MATERIALS PROVIDED.
____________________
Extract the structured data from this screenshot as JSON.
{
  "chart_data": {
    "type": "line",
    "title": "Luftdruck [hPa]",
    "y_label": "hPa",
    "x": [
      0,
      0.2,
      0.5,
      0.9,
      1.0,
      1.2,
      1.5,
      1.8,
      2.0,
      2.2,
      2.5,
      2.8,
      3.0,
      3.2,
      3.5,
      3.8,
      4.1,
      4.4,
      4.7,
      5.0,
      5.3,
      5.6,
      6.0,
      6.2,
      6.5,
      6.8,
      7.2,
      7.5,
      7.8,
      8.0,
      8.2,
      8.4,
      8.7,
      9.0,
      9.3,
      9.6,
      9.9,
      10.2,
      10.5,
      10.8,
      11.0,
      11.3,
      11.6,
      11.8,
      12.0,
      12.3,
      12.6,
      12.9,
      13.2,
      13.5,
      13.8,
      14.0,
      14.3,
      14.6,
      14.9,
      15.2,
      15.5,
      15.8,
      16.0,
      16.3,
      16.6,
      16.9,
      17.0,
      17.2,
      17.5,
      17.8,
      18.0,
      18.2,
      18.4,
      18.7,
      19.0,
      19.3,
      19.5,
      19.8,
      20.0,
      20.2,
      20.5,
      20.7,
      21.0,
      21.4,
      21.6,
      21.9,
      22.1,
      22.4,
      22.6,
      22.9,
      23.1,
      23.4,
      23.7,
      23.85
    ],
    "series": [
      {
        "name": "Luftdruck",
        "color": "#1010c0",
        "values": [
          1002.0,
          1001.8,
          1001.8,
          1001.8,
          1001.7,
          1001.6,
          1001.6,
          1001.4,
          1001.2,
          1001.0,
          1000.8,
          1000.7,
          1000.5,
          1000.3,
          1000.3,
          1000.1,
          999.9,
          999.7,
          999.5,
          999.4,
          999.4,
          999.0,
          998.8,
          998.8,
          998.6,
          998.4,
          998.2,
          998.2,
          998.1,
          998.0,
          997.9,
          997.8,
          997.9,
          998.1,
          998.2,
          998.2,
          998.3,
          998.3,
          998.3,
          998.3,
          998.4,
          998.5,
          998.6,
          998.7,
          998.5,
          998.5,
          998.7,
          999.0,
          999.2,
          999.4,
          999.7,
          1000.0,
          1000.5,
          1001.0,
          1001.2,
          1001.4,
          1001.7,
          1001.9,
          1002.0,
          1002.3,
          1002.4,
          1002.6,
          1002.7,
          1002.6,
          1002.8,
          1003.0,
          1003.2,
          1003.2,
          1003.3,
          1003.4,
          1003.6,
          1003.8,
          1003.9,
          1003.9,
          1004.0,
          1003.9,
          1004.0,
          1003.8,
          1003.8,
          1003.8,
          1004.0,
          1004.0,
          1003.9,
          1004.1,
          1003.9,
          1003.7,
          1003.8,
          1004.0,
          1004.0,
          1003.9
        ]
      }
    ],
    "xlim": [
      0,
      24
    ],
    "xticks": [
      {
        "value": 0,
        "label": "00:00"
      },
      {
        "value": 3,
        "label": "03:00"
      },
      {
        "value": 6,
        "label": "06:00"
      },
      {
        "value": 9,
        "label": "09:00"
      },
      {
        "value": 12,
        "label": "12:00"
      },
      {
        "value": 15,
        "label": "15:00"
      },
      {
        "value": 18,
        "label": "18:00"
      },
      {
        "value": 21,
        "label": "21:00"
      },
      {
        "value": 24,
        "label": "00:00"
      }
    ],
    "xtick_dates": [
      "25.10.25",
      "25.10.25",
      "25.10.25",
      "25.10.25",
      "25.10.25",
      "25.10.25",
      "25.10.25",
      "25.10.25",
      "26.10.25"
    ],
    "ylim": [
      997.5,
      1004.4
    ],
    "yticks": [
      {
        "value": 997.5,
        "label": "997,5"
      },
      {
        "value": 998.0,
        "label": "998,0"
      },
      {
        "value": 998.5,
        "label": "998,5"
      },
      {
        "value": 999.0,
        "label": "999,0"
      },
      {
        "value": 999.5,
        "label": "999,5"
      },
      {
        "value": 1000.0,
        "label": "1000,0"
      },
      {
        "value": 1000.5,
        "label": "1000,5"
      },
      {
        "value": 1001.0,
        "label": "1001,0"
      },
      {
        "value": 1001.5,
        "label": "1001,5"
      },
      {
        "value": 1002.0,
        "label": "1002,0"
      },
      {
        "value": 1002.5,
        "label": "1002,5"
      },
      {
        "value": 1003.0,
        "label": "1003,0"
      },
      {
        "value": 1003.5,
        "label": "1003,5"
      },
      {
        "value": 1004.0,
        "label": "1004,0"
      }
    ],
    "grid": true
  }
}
____________________
DO THIS.
The records above should be repeated in full, exactly as given.

SOLUTION BELOW.
Extract the structured data from this screenshot as JSON.
{
  "chart_data": {
    "type": "line",
    "title": "Luftdruck [hPa]",
    "y_label": "hPa",
    "x": [
      0,
      0.2,
      0.5,
      0.9,
      1.0,
      1.2,
      1.5,
      1.8,
      2.0,
      2.2,
      2.5,
      2.8,
      3.0,
      3.2,
      3.5,
      3.8,
      4.1,
      4.4,
      4.7,
      5.0,
      5.3,
      5.6,
      6.0,
      6.2,
      6.5,
      6.8,
      7.2,
      7.5,
      7.8,
      8.0,
      8.2,
      8.4,
      8.7,
      9.0,
      9.3,
      9.6,
      9.9,
      10.2,
      10.5,
      10.8,
      11.0,
      11.3,
      11.6,
      11.8,
      12.0,
      12.3,
      12.6,
      12.9,
      13.2,
      13.5,
      13.8,
      14.0,
      14.3,
      14.6,
      14.9,
      15.2,
      15.5,
      15.8,
      16.0,
      16.3,
      16.6,
      16.9,
      17.0,
      17.2,
      17.5,
      17.8,
      18.0,
      18.2,
      18.4,
      18.7,
      19.0,
      19.3,
      19.5,
      19.8,
      20.0,
      20.2,
      20.5,
      20.7,
      21.0,
      21.4,
      21.6,
      21.9,
      22.1,
      22.4,
      22.6,
      22.9,
      23.1,
      23.4,
      23.7,
      23.85
    ],
    "series": [
      {
        "name": "Luftdruck",
        "color": "#1010c0",
        "values": [
          1002.0,
          1001.8,
          1001.8,
          1001.8,
          1001.7,
          1001.6,
          1001.6,
          1001.4,
          1001.2,
          1001.0,
          1000.8,
          1000.7,
          1000.5,
          1000.3,
          1000.3,
          1000.1,
          999.9,
          999.7,
          999.5,
          999.4,
          999.4,
          999.0,
          998.8,
          998.8,
          998.6,
          998.4,
          998.2,
          998.2,
          998.1,
          998.0,
          997.9,
          997.8,
          997.9,
          998.1,
          998.2,
          998.2,
          998.3,
          998.3,
          998.3,
          998.3,
          998.4,
          998.5,
          998.6,
          998.7,
          998.5,
          998.5,
          998.7,
          999.0,
          999.2,
          999.4,
          999.7,
          1000.0,
          1000.5,
          1001.0,
          1001.2,
          1001.4,
          1001.7,
          1001.9,
          1002.0,
          1002.3,
          1002.4,
          1002.6,
          1002.7,
          1002.6,
          1002.8,
          1003.0,
          1003.2,
          1003.2,
          1003.3,
          1003.4,
          1003.6,
          1003.8,
          1003.9,
          1003.9,
          1004.0,
          1003.9,
          1004.0,
          1003.8,
          1003.8,
          1003.8,
          1004.0,
          1004.0,
          1003.9,
          1004.1,
          1003.9,
          1003.7,
          1003.8,
          1004.0,
          1004.0,
          1003.9
        ]
      }
    ],
    "xlim": [
      0,
      24
    ],
    "xticks": [
      {
        "value": 0,
        "label": "00:00"
      },
      {
        "value": 3,
        "label": "03:00"
      },
      {
        "value": 6,
        "label": "06:00"
      },
      {
        "value": 9,
        "label": "09:00"
      },
      {
        "value": 12,
        "label": "12:00"
      },
      {
        "value": 15,
        "label": "15:00"
      },
      {
        "value": 18,
        "label": "18:00"
      },
      {
        "value": 21,
        "label": "21:00"
      },
      {
        "value": 24,
        "label": "00:00"
      }
    ],
    "xtick_dates": [
      "25.10.25",
      "25.10.25",
      "25.10.25",
      "25.10.25",
      "25.10.25",
      "25.10.25",
      "25.10.25",
      "25.10.25",
      "26.10.25"
    ],
    "ylim": [
      997.5,
      1004.4
    ],
    "yticks": [
      {
        "value": 997.5,
        "label": "997,5"
      },
      {
        "value": 998.0,
        "label": "998,0"
      },
      {
        "value": 998.5,
        "label": "998,5"
      },
      {
        "value": 999.0,
        "label": "999,0"
      },
      {
        "value": 999.5,
        "label": "999,5"
      },
      {
        "value": 1000.0,
        "label": "1000,0"
      },
      {
        "value": 1000.5,
        "label": "1000,5"
      },
      {
        "value": 1001.0,
        "label": "1001,0"
      },
      {
        "value": 1001.5,
        "label": "1001,5"
      },
      {
        "value": 1002.0,
        "label": "1002,0"
      },
      {
        "value": 1002.5,
        "label": "1002,5"
      },
      {
        "value": 1003.0,
        "label": "1003,0"
      },
      {
        "value": 1003.5,
        "label": "1003,5"
      },
      {
        "value": 1004.0,
        "label": "1004,0"
      }
    ],
    "grid": true
  }
}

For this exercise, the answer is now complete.